Directions:
Show all lines from the listing below that contain "JSON".
+--
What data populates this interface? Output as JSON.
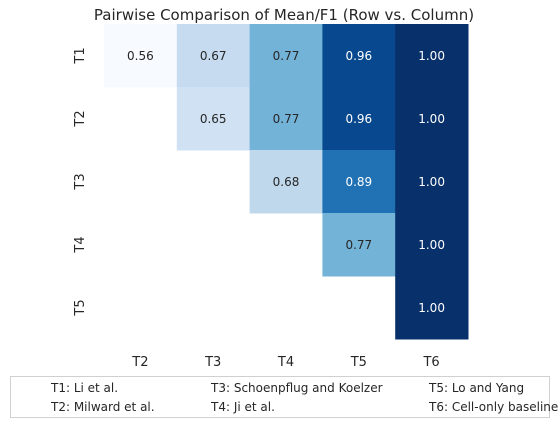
{
  "chart_data": {
    "type": "heatmap",
    "title": "Pairwise Comparison of Mean/F1 (Row vs. Column)",
    "rows": [
      "T1",
      "T2",
      "T3",
      "T4",
      "T5"
    ],
    "columns": [
      "T2",
      "T3",
      "T4",
      "T5",
      "T6"
    ],
    "values": [
      [
        0.56,
        0.67,
        0.77,
        0.96,
        1.0
      ],
      [
        null,
        0.65,
        0.77,
        0.96,
        1.0
      ],
      [
        null,
        null,
        0.68,
        0.89,
        1.0
      ],
      [
        null,
        null,
        null,
        0.77,
        1.0
      ],
      [
        null,
        null,
        null,
        null,
        1.0
      ]
    ],
    "value_format": "2 decimals",
    "colormap": "Blues",
    "color_range": [
      0.56,
      1.0
    ],
    "colors": {
      "low": "#f7fbff",
      "high": "#08306b",
      "text_dark": "#262626",
      "text_light": "#ffffff"
    }
  },
  "legend": {
    "items": [
      {
        "text": "T1: Li et al."
      },
      {
        "text": "T2: Milward et al."
      },
      {
        "text": "T3: Schoenpflug and Koelzer"
      },
      {
        "text": "T4: Ji et al."
      },
      {
        "text": "T5: Lo and Yang"
      },
      {
        "text": "T6: Cell-only baseline"
      }
    ]
  }
}
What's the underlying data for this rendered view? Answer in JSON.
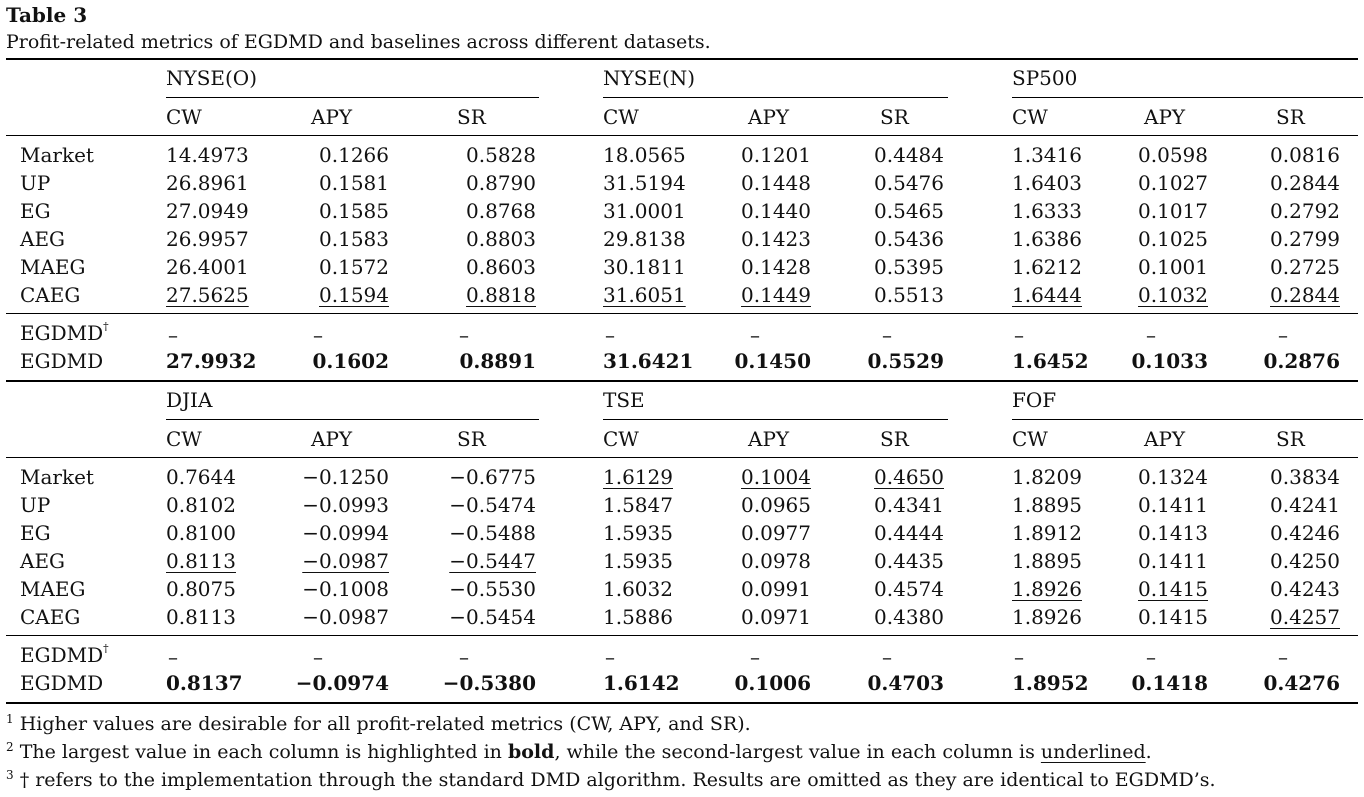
{
  "table_label": "Table 3",
  "caption": "Profit-related metrics of EGDMD and baselines across different datasets.",
  "metrics": [
    "CW",
    "APY",
    "SR"
  ],
  "row_labels": [
    "Market",
    "UP",
    "EG",
    "AEG",
    "MAEG",
    "CAEG"
  ],
  "egdmd_dagger_label": "EGDMD",
  "egdmd_dagger_mark": "†",
  "egdmd_label": "EGDMD",
  "dash": "–",
  "panels": [
    {
      "datasets": [
        "NYSE(O)",
        "NYSE(N)",
        "SP500"
      ],
      "rows": [
        [
          "14.4973",
          "0.1266",
          "0.5828",
          "18.0565",
          "0.1201",
          "0.4484",
          "1.3416",
          "0.0598",
          "0.0816"
        ],
        [
          "26.8961",
          "0.1581",
          "0.8790",
          "31.5194",
          "0.1448",
          "0.5476",
          "1.6403",
          "0.1027",
          "0.2844"
        ],
        [
          "27.0949",
          "0.1585",
          "0.8768",
          "31.0001",
          "0.1440",
          "0.5465",
          "1.6333",
          "0.1017",
          "0.2792"
        ],
        [
          "26.9957",
          "0.1583",
          "0.8803",
          "29.8138",
          "0.1423",
          "0.5436",
          "1.6386",
          "0.1025",
          "0.2799"
        ],
        [
          "26.4001",
          "0.1572",
          "0.8603",
          "30.1811",
          "0.1428",
          "0.5395",
          "1.6212",
          "0.1001",
          "0.2725"
        ],
        [
          "27.5625",
          "0.1594",
          "0.8818",
          "31.6051",
          "0.1449",
          "0.5513",
          "1.6444",
          "0.1032",
          "0.2844"
        ]
      ],
      "underlined": [
        [
          5,
          0
        ],
        [
          5,
          1
        ],
        [
          5,
          2
        ],
        [
          5,
          3
        ],
        [
          5,
          4
        ],
        [
          5,
          6
        ],
        [
          5,
          7
        ],
        [
          5,
          8
        ]
      ],
      "egdmd": [
        "27.9932",
        "0.1602",
        "0.8891",
        "31.6421",
        "0.1450",
        "0.5529",
        "1.6452",
        "0.1033",
        "0.2876"
      ]
    },
    {
      "datasets": [
        "DJIA",
        "TSE",
        "FOF"
      ],
      "rows": [
        [
          "0.7644",
          "−0.1250",
          "−0.6775",
          "1.6129",
          "0.1004",
          "0.4650",
          "1.8209",
          "0.1324",
          "0.3834"
        ],
        [
          "0.8102",
          "−0.0993",
          "−0.5474",
          "1.5847",
          "0.0965",
          "0.4341",
          "1.8895",
          "0.1411",
          "0.4241"
        ],
        [
          "0.8100",
          "−0.0994",
          "−0.5488",
          "1.5935",
          "0.0977",
          "0.4444",
          "1.8912",
          "0.1413",
          "0.4246"
        ],
        [
          "0.8113",
          "−0.0987",
          "−0.5447",
          "1.5935",
          "0.0978",
          "0.4435",
          "1.8895",
          "0.1411",
          "0.4250"
        ],
        [
          "0.8075",
          "−0.1008",
          "−0.5530",
          "1.6032",
          "0.0991",
          "0.4574",
          "1.8926",
          "0.1415",
          "0.4243"
        ],
        [
          "0.8113",
          "−0.0987",
          "−0.5454",
          "1.5886",
          "0.0971",
          "0.4380",
          "1.8926",
          "0.1415",
          "0.4257"
        ]
      ],
      "underlined": [
        [
          3,
          0
        ],
        [
          3,
          1
        ],
        [
          3,
          2
        ],
        [
          0,
          3
        ],
        [
          0,
          4
        ],
        [
          0,
          5
        ],
        [
          4,
          6
        ],
        [
          4,
          7
        ],
        [
          5,
          8
        ]
      ],
      "egdmd": [
        "0.8137",
        "−0.0974",
        "−0.5380",
        "1.6142",
        "0.1006",
        "0.4703",
        "1.8952",
        "0.1418",
        "0.4276"
      ]
    }
  ],
  "footnotes": [
    {
      "mark": "1",
      "parts": [
        {
          "t": "Higher values are desirable for all profit-related metrics (CW, APY, and SR)."
        }
      ]
    },
    {
      "mark": "2",
      "parts": [
        {
          "t": "The largest value in each column is highlighted in "
        },
        {
          "t": "bold",
          "style": "bold"
        },
        {
          "t": ", while the second-largest value in each column is "
        },
        {
          "t": "underlined",
          "style": "ul"
        },
        {
          "t": "."
        }
      ]
    },
    {
      "mark": "3",
      "parts": [
        {
          "t": "† refers to the implementation through the standard DMD algorithm. Results are omitted as they are identical to EGDMD’s."
        }
      ]
    }
  ]
}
+--
Answer to this exercise:
What data populates this interface? Output as JSON.
What's the underlying data for this rendered view? Answer in JSON.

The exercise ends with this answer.